(Records for this task)
/---
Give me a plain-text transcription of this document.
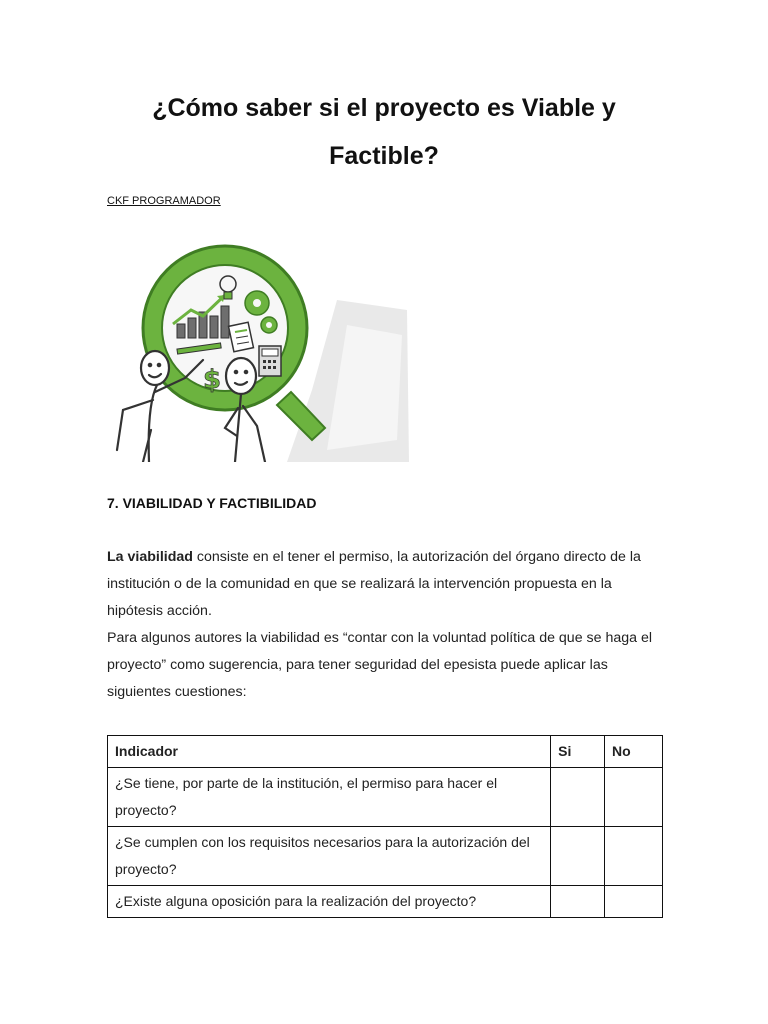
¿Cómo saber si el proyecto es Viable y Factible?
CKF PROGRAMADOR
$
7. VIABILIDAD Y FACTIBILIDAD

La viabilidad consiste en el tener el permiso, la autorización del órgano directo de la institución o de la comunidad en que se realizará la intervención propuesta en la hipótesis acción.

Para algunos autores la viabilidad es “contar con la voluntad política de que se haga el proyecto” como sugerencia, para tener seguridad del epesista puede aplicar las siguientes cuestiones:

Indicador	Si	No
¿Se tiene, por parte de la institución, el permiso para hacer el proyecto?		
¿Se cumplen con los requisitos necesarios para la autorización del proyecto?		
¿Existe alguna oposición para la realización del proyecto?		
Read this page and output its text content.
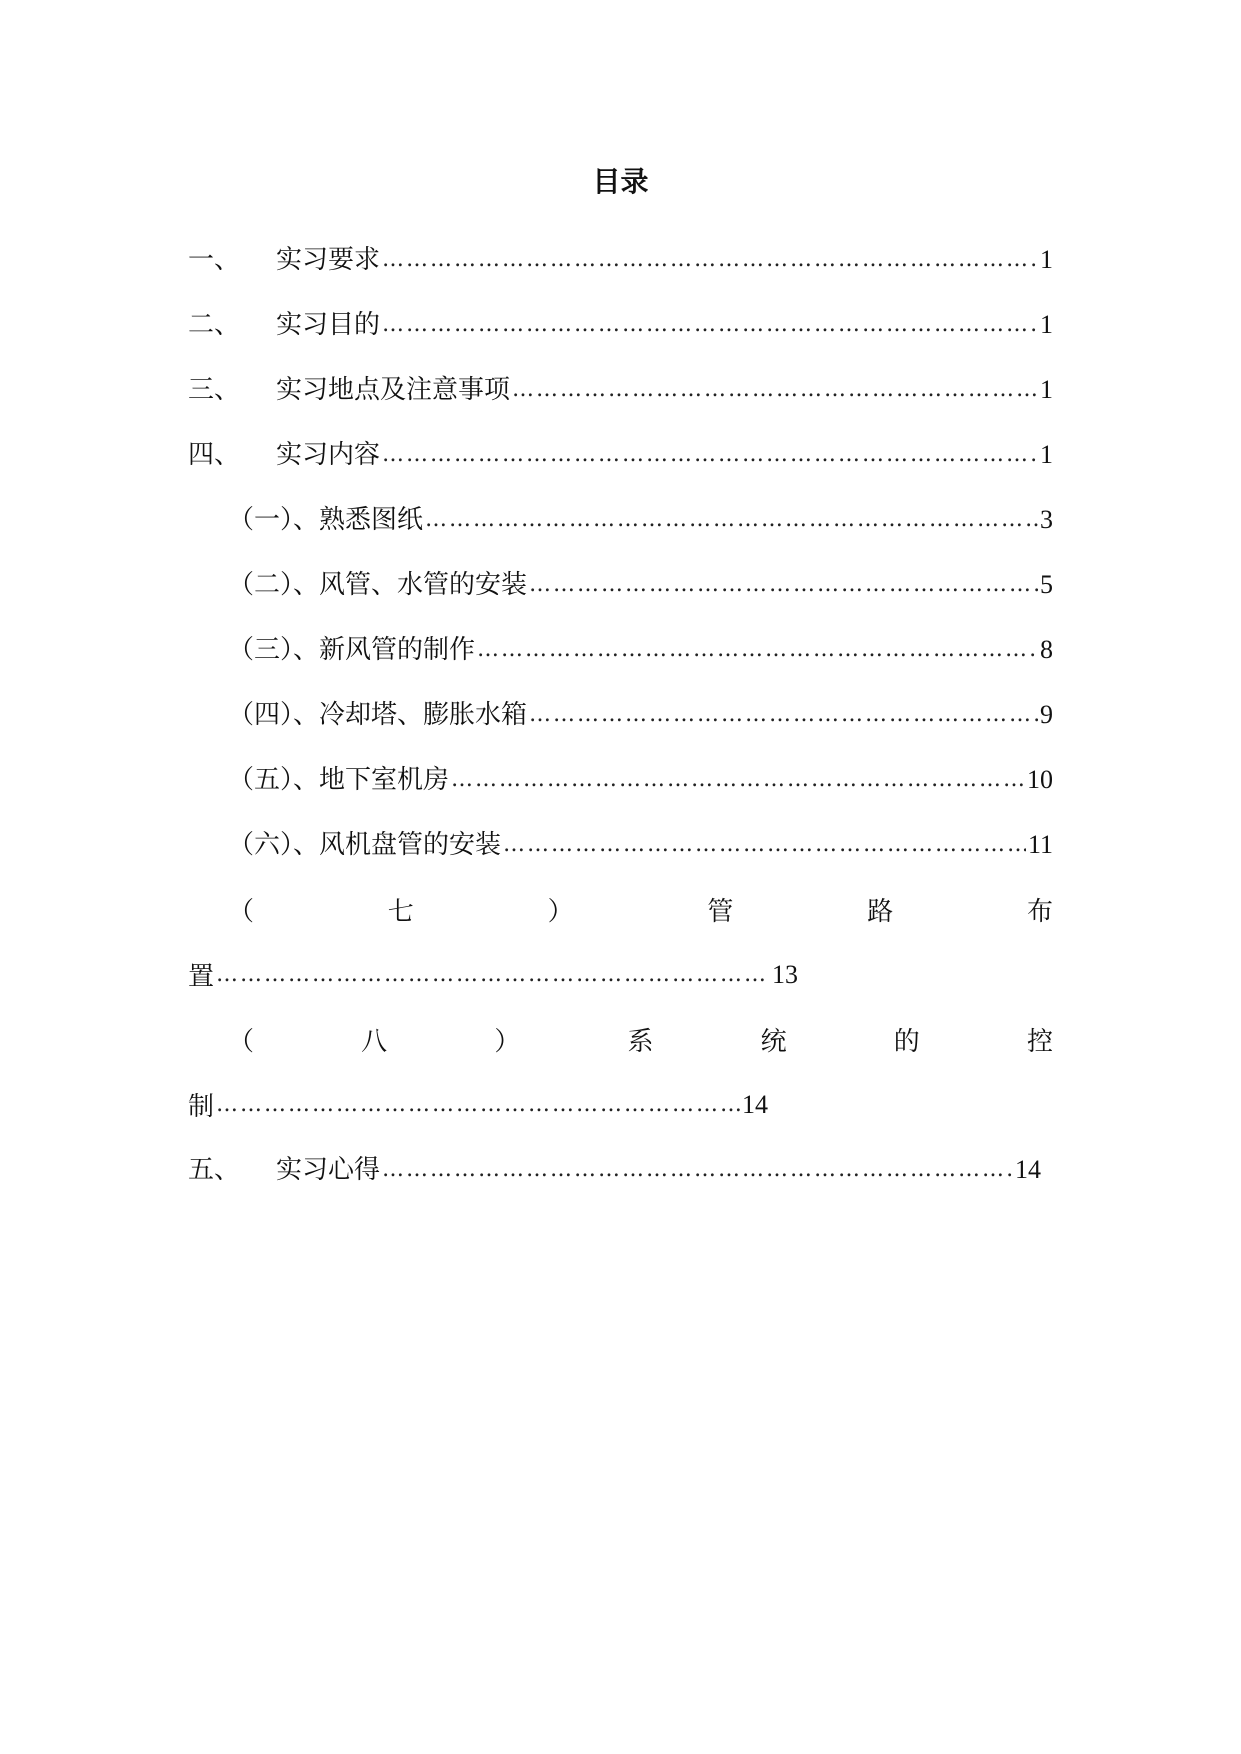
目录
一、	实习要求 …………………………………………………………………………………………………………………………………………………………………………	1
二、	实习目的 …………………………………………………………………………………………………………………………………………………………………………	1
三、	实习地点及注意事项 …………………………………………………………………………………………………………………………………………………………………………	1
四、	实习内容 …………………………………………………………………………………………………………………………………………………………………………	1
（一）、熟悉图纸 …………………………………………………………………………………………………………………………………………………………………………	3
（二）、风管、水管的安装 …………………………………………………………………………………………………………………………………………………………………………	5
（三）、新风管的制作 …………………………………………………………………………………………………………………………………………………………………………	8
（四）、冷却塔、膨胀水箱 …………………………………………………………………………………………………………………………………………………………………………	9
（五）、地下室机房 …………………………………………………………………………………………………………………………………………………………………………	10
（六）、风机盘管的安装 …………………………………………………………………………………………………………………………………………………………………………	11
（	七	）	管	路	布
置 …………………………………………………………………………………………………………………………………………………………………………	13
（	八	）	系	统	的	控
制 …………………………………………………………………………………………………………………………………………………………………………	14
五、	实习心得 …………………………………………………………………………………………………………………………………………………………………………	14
\---
/---
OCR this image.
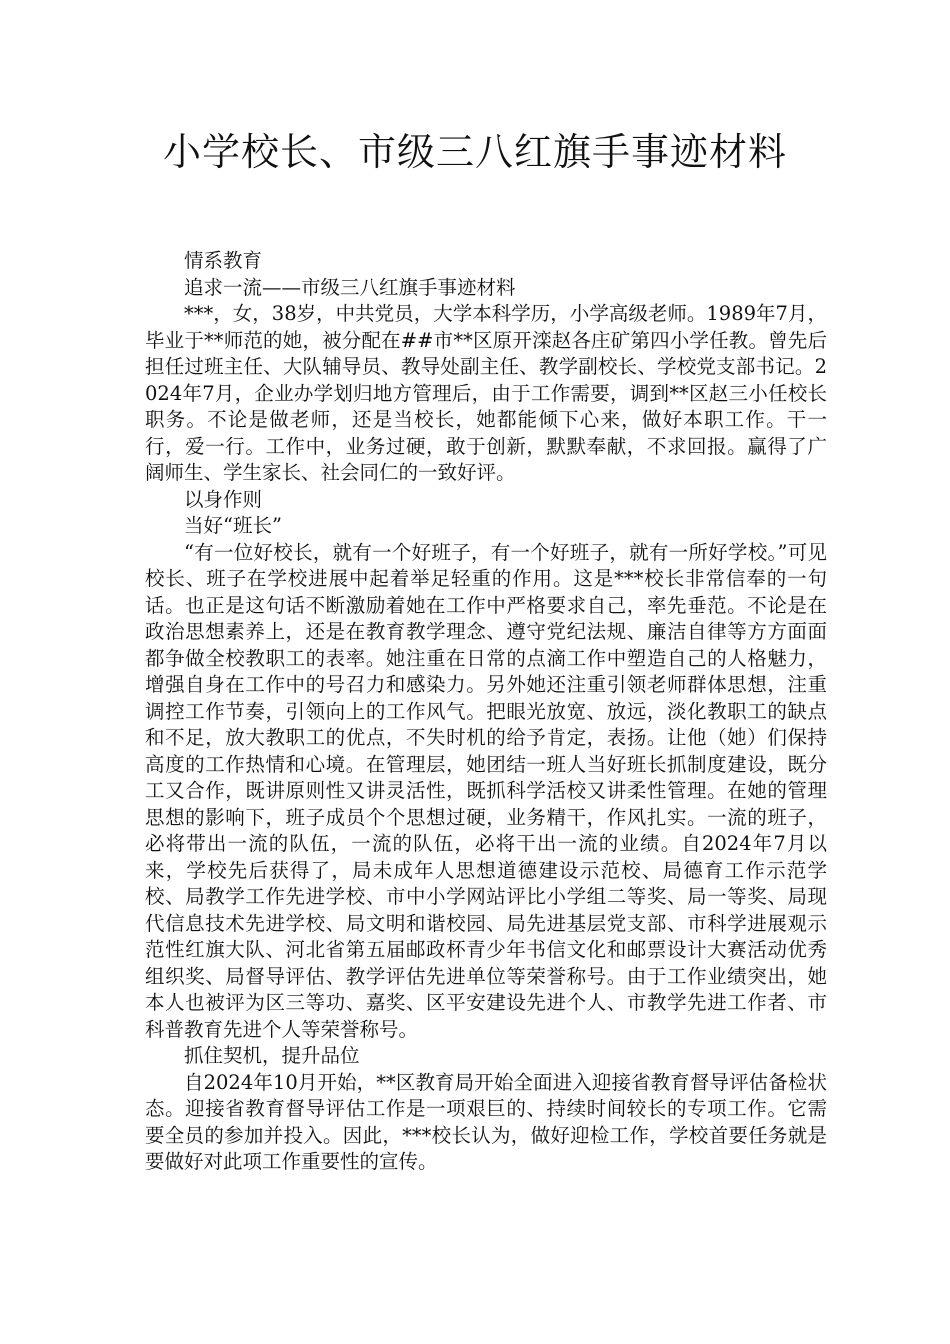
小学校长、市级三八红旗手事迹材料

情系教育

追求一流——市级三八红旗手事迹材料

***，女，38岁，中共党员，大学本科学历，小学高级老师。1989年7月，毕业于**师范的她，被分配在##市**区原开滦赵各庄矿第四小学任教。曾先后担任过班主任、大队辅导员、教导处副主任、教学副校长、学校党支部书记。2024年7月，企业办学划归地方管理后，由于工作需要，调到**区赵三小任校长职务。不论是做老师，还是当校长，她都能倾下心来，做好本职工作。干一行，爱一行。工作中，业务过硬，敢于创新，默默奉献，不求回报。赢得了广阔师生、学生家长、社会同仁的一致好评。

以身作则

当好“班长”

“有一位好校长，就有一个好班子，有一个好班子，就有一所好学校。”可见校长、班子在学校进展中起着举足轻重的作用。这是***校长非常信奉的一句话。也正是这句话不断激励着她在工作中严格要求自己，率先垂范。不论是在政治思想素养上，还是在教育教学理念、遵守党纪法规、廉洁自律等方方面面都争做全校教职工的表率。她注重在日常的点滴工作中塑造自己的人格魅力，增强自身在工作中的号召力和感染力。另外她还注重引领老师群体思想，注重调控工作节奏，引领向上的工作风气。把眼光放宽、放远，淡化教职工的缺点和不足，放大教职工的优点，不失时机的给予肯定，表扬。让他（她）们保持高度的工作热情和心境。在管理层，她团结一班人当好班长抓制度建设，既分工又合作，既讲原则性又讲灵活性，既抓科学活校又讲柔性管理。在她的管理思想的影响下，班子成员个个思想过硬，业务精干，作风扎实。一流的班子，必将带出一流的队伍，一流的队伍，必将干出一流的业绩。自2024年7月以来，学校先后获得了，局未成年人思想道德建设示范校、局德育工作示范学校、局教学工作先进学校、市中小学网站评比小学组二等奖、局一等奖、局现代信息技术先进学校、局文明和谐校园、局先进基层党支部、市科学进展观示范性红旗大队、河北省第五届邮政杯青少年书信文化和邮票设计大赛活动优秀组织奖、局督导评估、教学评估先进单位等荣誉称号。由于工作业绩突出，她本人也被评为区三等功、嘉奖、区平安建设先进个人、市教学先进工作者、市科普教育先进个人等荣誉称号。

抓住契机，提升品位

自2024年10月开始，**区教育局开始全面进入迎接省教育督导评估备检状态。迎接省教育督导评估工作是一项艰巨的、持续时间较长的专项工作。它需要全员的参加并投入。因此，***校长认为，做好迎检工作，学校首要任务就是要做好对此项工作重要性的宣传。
\---
/---
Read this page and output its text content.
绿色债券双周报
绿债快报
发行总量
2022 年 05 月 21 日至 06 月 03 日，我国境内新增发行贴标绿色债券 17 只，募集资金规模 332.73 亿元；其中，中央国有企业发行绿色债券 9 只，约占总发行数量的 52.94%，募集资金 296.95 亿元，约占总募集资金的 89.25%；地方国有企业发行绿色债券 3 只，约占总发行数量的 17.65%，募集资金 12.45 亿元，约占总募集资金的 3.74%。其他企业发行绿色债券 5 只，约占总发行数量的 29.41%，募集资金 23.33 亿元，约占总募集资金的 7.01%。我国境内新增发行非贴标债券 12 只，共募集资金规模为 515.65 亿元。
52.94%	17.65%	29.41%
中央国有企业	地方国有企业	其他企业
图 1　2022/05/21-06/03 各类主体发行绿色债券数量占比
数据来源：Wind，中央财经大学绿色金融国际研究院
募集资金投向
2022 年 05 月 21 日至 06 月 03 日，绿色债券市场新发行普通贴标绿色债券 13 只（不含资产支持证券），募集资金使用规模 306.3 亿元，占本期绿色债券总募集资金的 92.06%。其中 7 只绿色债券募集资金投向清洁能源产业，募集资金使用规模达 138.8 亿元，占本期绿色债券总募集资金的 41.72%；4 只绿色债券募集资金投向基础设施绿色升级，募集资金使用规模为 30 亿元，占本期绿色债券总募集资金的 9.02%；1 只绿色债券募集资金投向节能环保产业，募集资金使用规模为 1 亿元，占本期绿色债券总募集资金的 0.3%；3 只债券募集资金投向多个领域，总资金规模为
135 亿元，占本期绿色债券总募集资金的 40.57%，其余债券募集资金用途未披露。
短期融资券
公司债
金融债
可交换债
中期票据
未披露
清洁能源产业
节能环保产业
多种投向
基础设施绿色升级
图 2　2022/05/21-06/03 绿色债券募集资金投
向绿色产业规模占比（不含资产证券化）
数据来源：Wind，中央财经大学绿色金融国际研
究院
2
\---
(Your instructions)
Show all lines in the entries above where the string "市级三八红旗手事迹材料" appears.

(Exercise answer)
小学校长、市级三八红旗手事迹材料
追求一流——市级三八红旗手事迹材料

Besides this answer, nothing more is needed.